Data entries
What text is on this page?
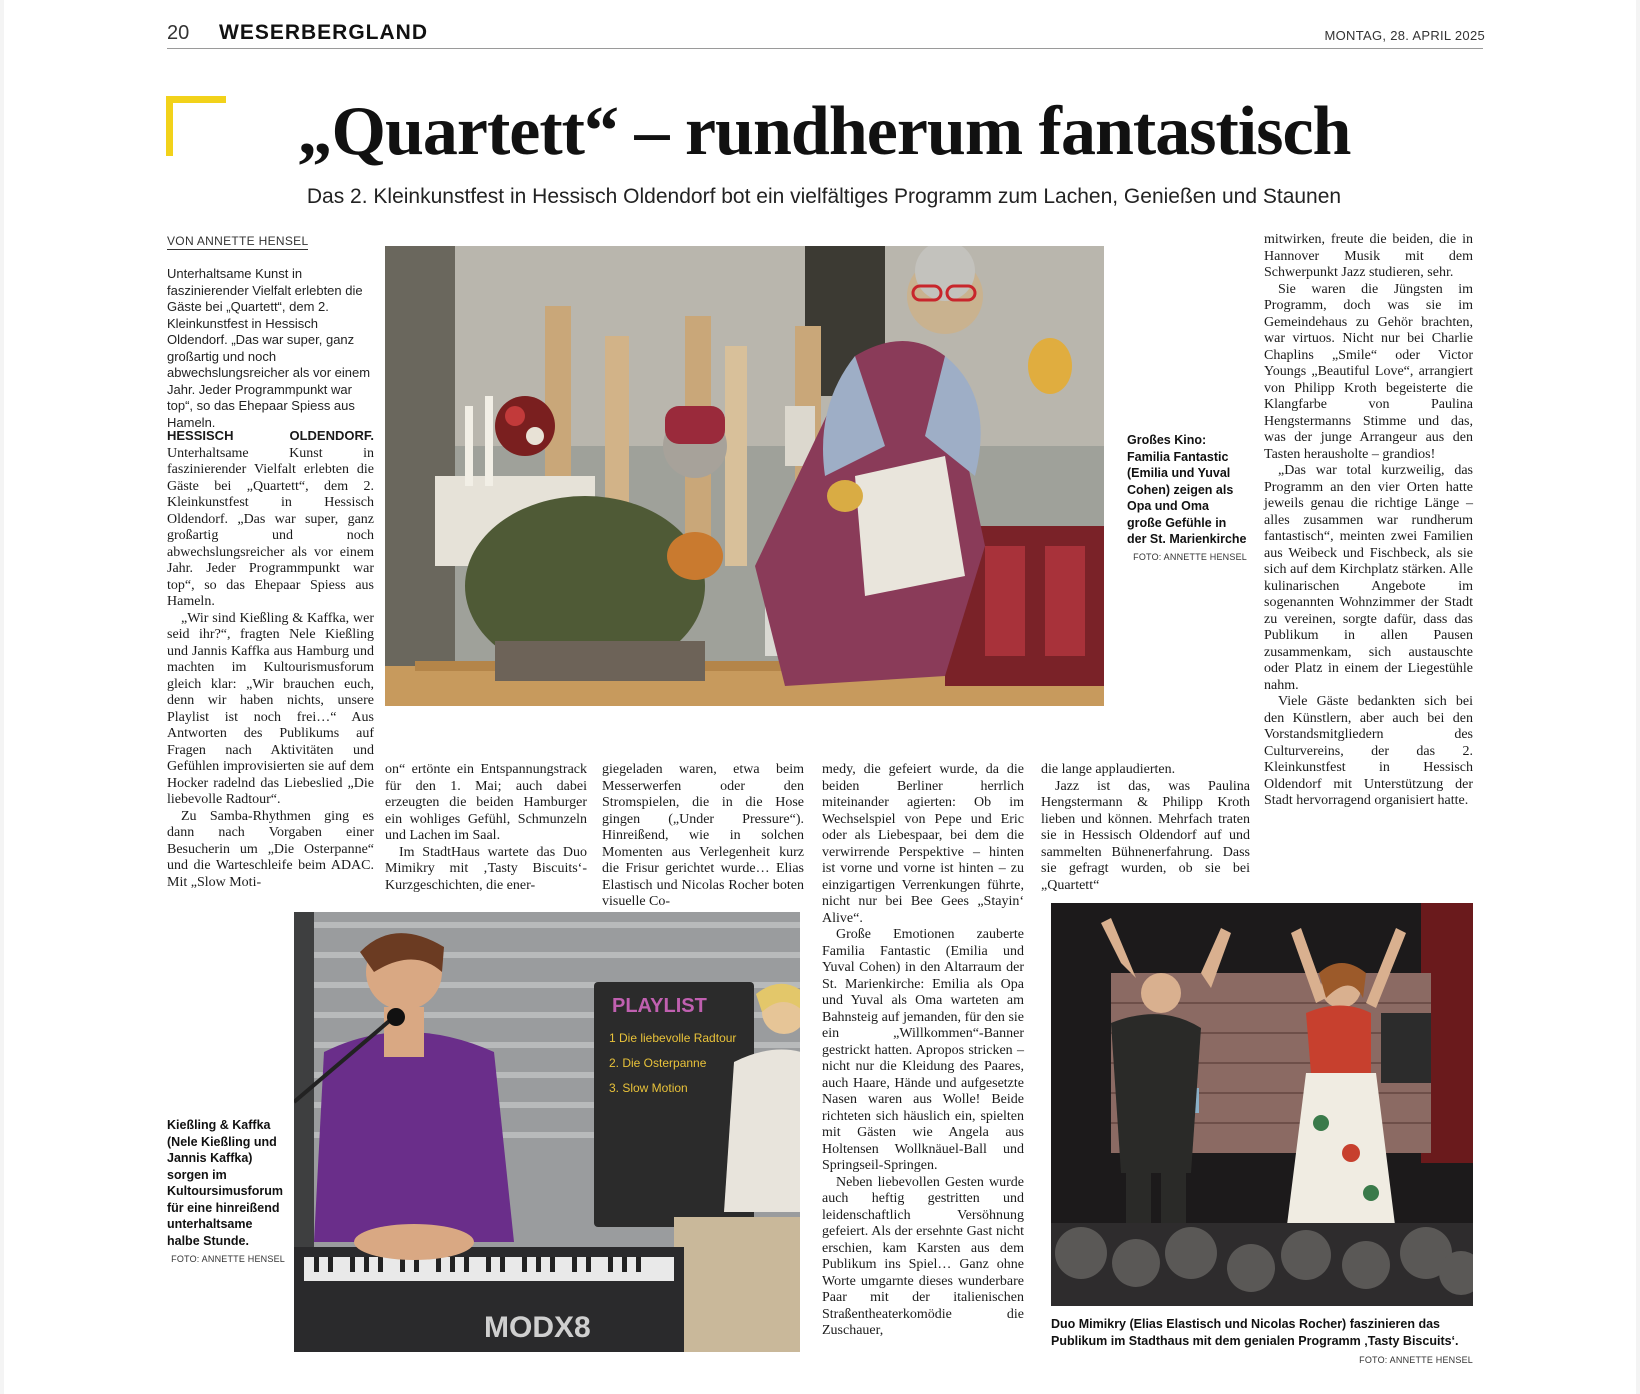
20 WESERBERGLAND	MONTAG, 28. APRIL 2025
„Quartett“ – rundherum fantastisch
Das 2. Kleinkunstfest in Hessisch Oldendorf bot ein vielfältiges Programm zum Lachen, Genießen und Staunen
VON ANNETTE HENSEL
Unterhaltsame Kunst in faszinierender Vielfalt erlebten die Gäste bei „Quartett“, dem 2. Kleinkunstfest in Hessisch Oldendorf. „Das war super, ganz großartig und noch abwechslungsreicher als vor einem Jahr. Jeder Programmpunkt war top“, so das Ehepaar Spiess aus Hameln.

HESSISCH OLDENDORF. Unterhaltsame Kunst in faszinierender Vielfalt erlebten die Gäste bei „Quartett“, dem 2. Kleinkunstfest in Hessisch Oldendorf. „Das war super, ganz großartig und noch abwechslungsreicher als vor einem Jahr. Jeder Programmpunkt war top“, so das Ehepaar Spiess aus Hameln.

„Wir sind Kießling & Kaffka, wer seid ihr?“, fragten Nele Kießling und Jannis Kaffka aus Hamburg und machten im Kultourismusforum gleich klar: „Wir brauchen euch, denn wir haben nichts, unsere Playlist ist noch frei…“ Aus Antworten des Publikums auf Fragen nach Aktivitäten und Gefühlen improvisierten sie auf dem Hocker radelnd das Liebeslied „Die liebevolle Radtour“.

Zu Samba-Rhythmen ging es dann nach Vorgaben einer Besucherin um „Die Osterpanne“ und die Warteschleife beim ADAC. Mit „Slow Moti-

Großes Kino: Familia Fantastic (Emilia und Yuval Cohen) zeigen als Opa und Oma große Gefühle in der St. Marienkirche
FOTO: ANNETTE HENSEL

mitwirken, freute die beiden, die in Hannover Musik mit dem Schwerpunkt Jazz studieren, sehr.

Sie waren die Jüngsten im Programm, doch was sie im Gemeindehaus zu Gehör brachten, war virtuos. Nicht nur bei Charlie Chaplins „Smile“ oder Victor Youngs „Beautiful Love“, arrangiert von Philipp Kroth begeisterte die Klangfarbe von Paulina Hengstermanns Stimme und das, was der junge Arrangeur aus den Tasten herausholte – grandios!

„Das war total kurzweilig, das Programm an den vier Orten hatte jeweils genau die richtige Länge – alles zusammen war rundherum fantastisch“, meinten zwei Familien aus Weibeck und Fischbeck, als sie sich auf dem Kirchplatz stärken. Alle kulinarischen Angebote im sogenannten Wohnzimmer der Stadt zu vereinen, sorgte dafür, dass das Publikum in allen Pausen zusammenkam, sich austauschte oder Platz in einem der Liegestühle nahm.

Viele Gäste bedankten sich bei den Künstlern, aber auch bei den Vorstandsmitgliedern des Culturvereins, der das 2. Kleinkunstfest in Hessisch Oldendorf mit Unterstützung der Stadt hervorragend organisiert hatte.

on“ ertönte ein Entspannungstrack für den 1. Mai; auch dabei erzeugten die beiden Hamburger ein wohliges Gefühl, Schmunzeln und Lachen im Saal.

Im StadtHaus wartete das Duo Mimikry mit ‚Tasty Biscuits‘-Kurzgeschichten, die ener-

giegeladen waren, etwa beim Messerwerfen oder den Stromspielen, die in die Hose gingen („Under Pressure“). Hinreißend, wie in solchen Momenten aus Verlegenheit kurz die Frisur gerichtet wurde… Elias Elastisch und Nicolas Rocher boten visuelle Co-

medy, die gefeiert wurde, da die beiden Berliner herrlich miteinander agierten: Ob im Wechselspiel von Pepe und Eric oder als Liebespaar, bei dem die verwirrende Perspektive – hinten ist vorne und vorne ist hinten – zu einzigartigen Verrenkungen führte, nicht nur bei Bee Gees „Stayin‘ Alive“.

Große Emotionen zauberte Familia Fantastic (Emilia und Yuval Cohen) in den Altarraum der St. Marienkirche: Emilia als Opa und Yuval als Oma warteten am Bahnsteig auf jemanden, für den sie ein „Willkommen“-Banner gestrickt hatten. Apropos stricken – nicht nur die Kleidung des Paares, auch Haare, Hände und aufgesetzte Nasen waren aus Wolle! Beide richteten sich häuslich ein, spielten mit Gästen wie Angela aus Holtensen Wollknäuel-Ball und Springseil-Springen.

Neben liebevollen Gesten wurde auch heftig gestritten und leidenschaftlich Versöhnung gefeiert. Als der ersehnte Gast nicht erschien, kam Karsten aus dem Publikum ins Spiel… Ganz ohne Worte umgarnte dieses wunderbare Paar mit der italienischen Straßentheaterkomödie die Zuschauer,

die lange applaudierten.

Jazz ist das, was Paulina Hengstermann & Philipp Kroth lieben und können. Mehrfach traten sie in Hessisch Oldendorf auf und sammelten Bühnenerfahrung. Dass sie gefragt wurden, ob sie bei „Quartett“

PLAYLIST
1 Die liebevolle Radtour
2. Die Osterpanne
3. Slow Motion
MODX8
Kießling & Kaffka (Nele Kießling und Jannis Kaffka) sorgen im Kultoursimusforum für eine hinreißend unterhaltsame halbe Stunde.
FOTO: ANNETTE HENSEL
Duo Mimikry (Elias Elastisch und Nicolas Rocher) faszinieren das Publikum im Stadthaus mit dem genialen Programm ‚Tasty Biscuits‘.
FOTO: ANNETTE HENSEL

==

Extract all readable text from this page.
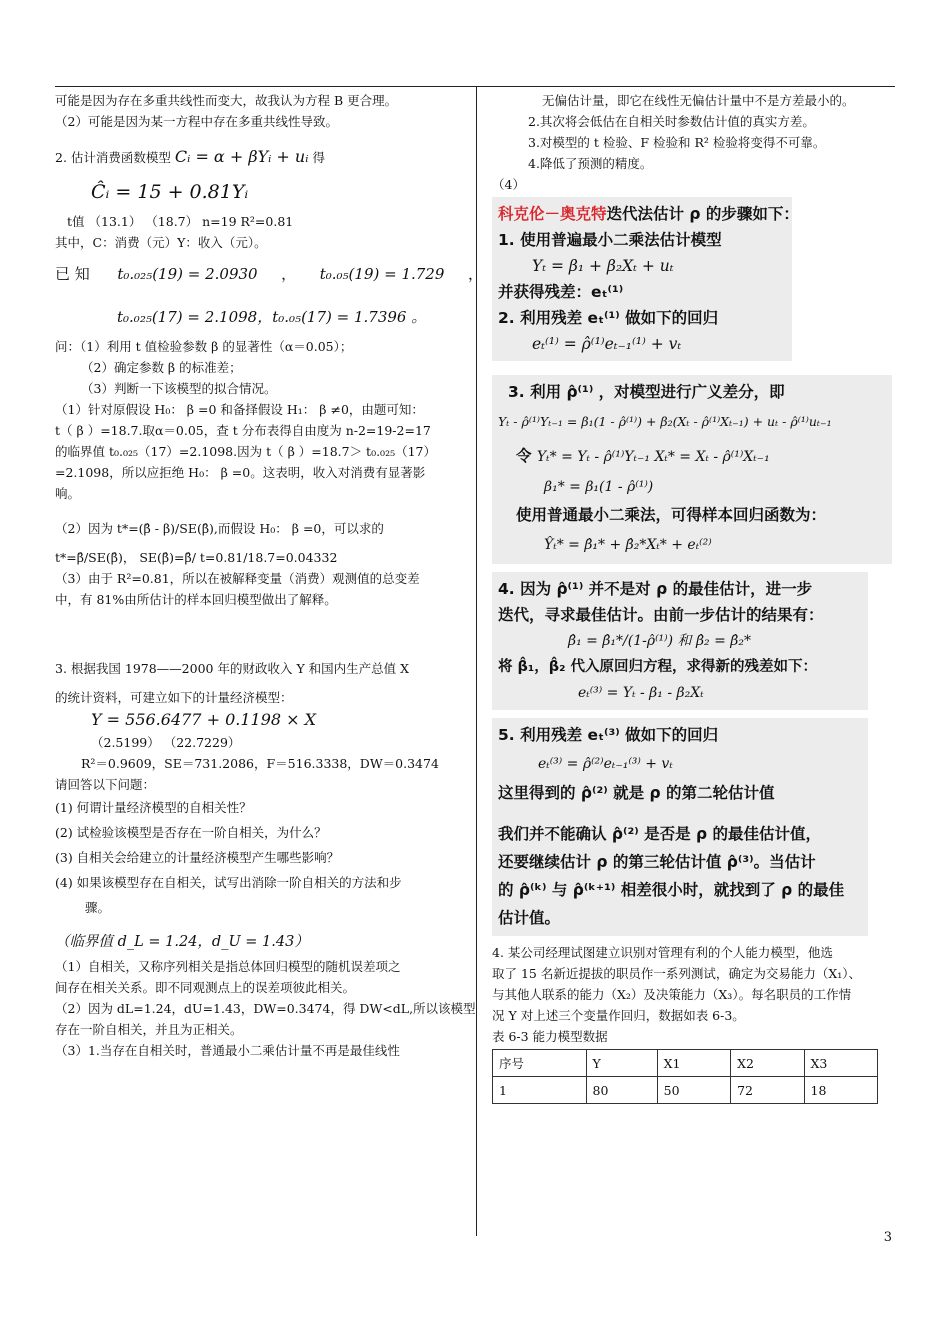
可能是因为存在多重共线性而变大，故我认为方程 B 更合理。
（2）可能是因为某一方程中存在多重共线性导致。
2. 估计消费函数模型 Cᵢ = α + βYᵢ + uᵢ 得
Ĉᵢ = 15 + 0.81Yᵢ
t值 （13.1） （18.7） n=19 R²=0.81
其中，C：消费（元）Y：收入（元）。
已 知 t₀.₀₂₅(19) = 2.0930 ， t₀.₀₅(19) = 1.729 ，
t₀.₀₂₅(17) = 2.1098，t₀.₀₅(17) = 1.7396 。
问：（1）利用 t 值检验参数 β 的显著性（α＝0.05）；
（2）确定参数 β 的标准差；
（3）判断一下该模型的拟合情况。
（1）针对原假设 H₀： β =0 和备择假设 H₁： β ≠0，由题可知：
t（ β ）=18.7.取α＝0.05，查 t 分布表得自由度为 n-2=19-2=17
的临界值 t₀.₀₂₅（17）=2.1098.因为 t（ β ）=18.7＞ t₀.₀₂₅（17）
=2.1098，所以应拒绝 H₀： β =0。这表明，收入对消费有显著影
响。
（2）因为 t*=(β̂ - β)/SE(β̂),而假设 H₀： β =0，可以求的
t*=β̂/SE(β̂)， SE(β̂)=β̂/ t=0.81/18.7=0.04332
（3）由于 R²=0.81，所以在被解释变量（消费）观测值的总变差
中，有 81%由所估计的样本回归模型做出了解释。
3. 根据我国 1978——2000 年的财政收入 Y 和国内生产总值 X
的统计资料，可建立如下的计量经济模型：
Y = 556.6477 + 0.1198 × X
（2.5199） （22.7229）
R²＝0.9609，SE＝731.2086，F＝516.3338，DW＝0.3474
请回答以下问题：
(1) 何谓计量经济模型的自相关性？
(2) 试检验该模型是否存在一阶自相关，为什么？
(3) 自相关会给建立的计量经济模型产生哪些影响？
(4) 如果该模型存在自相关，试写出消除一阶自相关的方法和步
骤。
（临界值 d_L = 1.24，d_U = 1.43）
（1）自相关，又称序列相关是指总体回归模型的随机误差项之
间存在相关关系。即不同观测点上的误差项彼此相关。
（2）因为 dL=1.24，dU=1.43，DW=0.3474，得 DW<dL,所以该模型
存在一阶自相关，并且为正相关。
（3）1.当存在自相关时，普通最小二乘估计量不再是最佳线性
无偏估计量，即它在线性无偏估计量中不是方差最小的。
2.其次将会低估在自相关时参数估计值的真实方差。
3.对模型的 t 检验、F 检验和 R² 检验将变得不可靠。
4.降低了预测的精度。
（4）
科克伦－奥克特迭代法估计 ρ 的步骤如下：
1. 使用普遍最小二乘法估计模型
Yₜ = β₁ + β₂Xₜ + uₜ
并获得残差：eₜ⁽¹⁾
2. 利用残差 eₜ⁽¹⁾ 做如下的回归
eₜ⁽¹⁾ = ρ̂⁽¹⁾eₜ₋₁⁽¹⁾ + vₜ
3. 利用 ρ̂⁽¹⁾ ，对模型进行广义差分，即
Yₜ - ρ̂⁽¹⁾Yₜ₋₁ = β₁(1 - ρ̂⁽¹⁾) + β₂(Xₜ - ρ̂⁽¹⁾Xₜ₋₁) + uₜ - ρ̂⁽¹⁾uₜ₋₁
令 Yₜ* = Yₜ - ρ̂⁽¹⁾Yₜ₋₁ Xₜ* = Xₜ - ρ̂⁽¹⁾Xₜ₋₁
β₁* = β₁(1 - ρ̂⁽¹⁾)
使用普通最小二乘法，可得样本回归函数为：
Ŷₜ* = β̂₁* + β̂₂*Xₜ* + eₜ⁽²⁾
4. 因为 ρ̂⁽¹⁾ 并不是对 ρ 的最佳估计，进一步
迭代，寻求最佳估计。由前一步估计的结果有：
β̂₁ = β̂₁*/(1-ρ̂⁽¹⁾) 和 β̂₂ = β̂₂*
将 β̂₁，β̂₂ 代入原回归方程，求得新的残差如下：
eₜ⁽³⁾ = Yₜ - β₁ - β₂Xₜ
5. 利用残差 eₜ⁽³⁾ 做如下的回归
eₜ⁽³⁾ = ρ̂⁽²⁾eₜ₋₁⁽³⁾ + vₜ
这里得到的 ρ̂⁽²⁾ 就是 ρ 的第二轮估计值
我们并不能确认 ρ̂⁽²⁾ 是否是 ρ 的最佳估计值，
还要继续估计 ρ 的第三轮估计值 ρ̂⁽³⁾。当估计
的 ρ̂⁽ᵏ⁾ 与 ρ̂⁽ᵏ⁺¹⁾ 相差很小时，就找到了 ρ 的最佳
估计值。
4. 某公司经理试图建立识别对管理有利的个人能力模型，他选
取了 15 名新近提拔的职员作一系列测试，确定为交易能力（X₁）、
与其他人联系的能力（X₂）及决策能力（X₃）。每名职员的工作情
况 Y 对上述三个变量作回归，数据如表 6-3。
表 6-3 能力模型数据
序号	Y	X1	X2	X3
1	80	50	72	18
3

# What to produce
Pull out each line of the entries that contains "Radtour".

# Correct response
„Wir sind Kießling & Kaffka, wer seid ihr?“, fragten Nele Kießling und Jannis Kaffka aus Hamburg und machten im Kultourismusforum gleich klar: „Wir brauchen euch, denn wir haben nichts, unsere Playlist ist noch frei…“ Aus Antworten des Publikums auf Fragen nach Aktivitäten und Gefühlen improvisierten sie auf dem Hocker radelnd das Liebeslied „Die liebevolle Radtour“.
1 Die liebevolle Radtour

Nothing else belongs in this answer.